(Task statement):
Please give these lines of the records as a JSON list of strings, one per line, with blank lines omitted: begin at the start of the records and stop after the line that contains "achievement-score: 15 (698, 374, 726, 398)".

====

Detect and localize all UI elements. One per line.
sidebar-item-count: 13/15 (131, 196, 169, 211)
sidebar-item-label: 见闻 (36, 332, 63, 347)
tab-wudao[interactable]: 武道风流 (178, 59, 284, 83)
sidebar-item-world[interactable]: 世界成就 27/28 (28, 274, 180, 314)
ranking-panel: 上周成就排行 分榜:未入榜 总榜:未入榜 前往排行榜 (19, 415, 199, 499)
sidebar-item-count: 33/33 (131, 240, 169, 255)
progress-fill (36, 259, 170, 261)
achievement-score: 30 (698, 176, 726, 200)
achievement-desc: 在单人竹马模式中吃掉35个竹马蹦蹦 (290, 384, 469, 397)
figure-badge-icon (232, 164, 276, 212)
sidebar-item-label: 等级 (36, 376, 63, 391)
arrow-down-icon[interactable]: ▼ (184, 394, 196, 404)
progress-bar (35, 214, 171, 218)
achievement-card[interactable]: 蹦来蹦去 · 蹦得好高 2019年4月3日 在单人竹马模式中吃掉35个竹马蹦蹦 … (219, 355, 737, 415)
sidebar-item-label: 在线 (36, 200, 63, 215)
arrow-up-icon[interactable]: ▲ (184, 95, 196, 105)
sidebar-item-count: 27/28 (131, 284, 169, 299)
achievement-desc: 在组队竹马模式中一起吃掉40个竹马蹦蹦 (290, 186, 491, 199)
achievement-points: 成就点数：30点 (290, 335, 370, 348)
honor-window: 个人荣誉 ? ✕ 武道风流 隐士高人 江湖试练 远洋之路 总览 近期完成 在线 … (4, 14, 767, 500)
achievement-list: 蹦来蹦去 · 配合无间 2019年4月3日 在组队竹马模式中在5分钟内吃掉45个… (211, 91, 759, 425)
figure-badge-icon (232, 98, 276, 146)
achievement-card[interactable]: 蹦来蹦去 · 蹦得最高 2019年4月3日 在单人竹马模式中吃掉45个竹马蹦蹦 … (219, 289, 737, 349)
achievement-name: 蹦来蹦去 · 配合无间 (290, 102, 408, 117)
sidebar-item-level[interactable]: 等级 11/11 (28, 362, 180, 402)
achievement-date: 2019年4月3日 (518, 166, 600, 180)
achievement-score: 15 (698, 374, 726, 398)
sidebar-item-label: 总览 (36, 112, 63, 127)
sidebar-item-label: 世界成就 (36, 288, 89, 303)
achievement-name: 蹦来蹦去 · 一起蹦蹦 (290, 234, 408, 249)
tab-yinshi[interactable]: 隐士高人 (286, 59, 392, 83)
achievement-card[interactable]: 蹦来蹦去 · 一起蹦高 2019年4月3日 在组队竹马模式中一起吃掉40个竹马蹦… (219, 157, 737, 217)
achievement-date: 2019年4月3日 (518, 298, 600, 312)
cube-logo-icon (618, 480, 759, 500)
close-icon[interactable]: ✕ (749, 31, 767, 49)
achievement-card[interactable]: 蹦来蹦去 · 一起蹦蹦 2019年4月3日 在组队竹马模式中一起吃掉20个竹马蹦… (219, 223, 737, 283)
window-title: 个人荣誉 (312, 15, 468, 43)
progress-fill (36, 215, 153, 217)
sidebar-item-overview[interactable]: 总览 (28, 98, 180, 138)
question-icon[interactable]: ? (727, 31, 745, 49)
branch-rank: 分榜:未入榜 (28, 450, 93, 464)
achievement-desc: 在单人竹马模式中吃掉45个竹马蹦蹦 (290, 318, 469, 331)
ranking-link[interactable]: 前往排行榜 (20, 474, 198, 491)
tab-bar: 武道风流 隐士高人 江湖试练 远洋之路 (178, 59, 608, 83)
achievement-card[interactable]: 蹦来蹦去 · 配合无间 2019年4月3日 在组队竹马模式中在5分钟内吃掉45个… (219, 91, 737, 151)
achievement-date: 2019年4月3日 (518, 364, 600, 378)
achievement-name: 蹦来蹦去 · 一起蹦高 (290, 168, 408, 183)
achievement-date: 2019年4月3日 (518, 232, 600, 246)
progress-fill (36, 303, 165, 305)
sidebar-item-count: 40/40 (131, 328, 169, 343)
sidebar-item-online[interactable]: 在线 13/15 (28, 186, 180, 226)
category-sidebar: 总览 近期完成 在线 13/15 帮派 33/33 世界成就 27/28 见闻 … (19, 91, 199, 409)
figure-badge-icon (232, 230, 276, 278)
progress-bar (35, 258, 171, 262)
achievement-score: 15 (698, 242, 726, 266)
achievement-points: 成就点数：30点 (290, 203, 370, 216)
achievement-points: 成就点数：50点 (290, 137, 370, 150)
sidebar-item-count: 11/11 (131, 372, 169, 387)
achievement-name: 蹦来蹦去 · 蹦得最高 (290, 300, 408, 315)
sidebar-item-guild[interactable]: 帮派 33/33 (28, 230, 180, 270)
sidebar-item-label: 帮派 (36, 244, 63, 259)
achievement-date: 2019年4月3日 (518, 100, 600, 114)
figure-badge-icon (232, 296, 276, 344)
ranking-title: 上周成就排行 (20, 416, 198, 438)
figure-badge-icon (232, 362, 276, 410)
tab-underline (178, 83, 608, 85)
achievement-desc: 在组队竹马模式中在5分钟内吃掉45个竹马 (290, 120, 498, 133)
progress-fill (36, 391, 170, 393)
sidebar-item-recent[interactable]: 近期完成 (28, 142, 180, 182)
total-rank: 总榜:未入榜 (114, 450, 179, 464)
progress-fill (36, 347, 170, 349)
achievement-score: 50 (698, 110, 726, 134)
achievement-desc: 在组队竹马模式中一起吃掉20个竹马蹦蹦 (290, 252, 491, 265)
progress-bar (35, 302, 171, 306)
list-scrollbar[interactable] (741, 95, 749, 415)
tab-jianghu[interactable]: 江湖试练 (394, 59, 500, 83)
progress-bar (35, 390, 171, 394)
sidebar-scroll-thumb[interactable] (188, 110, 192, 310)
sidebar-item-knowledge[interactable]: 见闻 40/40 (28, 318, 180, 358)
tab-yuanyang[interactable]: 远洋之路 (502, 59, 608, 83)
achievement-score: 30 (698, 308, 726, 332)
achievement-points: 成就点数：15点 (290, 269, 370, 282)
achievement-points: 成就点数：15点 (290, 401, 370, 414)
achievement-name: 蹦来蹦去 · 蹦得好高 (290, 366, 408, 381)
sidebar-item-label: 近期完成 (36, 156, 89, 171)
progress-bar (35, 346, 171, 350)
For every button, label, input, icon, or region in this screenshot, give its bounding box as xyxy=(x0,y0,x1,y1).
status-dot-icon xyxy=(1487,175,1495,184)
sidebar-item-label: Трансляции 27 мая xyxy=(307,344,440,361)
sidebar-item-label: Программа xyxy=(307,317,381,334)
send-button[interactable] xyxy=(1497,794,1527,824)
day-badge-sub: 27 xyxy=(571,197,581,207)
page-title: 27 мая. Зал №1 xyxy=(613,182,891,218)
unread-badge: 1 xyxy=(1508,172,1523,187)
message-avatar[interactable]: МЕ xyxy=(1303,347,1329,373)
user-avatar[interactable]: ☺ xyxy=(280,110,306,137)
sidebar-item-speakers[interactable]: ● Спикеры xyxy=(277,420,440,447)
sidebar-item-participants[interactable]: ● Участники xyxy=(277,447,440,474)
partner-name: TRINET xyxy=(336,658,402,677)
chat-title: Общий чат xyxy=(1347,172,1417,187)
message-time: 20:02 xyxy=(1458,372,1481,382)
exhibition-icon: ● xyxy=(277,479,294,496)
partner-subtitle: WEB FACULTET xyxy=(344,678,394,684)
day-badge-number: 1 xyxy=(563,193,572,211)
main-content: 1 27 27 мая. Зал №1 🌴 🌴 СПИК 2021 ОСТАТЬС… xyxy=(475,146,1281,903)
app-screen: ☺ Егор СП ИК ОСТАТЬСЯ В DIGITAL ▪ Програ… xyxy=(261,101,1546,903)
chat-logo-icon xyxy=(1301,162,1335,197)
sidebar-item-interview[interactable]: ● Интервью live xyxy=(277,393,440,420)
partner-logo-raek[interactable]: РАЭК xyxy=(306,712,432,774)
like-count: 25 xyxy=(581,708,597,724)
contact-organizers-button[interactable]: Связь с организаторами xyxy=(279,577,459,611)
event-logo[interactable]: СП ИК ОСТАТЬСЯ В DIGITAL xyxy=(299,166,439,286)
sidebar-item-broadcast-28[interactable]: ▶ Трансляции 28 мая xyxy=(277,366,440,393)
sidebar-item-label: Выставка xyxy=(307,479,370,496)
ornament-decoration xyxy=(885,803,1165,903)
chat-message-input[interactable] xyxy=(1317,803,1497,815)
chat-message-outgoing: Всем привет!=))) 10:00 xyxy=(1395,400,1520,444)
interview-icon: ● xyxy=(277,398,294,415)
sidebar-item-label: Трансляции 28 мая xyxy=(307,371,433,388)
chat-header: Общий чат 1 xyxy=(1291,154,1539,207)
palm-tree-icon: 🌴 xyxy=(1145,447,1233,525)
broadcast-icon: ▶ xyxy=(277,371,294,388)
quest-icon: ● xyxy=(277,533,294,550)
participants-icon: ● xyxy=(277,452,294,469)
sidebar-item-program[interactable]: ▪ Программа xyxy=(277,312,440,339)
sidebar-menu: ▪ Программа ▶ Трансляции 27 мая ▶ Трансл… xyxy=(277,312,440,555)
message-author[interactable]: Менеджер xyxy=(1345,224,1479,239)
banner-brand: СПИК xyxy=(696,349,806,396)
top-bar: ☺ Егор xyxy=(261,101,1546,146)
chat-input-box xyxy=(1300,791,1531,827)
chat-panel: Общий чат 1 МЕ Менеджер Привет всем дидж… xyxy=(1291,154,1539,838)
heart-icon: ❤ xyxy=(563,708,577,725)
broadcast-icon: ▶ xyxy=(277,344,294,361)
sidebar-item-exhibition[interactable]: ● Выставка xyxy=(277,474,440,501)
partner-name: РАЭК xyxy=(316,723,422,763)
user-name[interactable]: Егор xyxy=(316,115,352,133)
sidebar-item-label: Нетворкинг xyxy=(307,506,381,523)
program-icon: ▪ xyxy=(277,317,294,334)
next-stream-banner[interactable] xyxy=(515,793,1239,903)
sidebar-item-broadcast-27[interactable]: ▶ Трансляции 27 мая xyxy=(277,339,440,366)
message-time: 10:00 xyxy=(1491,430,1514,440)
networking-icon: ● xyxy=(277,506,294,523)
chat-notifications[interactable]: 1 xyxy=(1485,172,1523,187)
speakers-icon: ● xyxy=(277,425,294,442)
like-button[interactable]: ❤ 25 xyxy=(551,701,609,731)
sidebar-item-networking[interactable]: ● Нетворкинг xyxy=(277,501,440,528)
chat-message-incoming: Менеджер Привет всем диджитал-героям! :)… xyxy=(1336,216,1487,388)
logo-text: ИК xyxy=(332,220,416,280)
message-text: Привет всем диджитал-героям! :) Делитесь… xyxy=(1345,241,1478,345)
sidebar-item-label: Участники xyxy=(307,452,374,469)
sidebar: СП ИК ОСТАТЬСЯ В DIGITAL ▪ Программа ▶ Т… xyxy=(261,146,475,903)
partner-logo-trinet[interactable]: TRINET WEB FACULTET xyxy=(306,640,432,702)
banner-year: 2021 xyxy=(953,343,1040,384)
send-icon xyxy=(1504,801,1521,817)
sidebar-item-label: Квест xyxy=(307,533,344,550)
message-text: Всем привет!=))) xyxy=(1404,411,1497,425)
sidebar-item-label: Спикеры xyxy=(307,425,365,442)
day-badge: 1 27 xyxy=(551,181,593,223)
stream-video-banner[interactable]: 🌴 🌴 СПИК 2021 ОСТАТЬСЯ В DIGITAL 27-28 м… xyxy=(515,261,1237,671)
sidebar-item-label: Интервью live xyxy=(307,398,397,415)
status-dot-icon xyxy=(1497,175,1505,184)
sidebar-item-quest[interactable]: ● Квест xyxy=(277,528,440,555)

====

(Full answer):
[
  "Detect and localize all UI elements. One per line.",
  "sidebar-item-count: 13/15 (131, 196, 169, 211)",
  "sidebar-item-label: 见闻 (36, 332, 63, 347)",
  "tab-wudao[interactable]: 武道风流 (178, 59, 284, 83)",
  "sidebar-item-world[interactable]: 世界成就 27/28 (28, 274, 180, 314)",
  "ranking-panel: 上周成就排行 分榜:未入榜 总榜:未入榜 前往排行榜 (19, 415, 199, 499)",
  "sidebar-item-count: 33/33 (131, 240, 169, 255)",
  "progress-fill (36, 259, 170, 261)",
  "achievement-score: 30 (698, 176, 726, 200)",
  "achievement-desc: 在单人竹马模式中吃掉35个竹马蹦蹦 (290, 384, 469, 397)",
  "figure-badge-icon (232, 164, 276, 212)",
  "sidebar-item-label: 等级 (36, 376, 63, 391)",
  "arrow-down-icon[interactable]: ▼ (184, 394, 196, 404)",
  "progress-bar (35, 214, 171, 218)",
  "achievement-card[interactable]: 蹦来蹦去 · 蹦得好高 2019年4月3日 在单人竹马模式中吃掉35个竹马蹦蹦 … (219, 355, 737, 415)",
  "sidebar-item-label: 在线 (36, 200, 63, 215)",
  "arrow-up-icon[interactable]: ▲ (184, 95, 196, 105)",
  "sidebar-item-count: 27/28 (131, 284, 169, 299)",
  "achievement-desc: 在组队竹马模式中一起吃掉40个竹马蹦蹦 (290, 186, 491, 199)",
  "achievement-points: 成就点数：30点 (290, 335, 370, 348)",
  "honor-window: 个人荣誉 ? ✕ 武道风流 隐士高人 江湖试练 远洋之路 总览 近期完成 在线 … (4, 14, 767, 500)",
  "achievement-list: 蹦来蹦去 · 配合无间 2019年4月3日 在组队竹马模式中在5分钟内吃掉45个… (211, 91, 759, 425)",
  "figure-badge-icon (232, 98, 276, 146)",
  "achievement-card[interactable]: 蹦来蹦去 · 蹦得最高 2019年4月3日 在单人竹马模式中吃掉45个竹马蹦蹦 … (219, 289, 737, 349)",
  "achievement-name: 蹦来蹦去 · 配合无间 (290, 102, 408, 117)",
  "sidebar-item-level[interactable]: 等级 11/11 (28, 362, 180, 402)",
  "achievement-date: 2019年4月3日 (518, 166, 600, 180)",
  "achievement-score: 15 (698, 374, 726, 398)"
]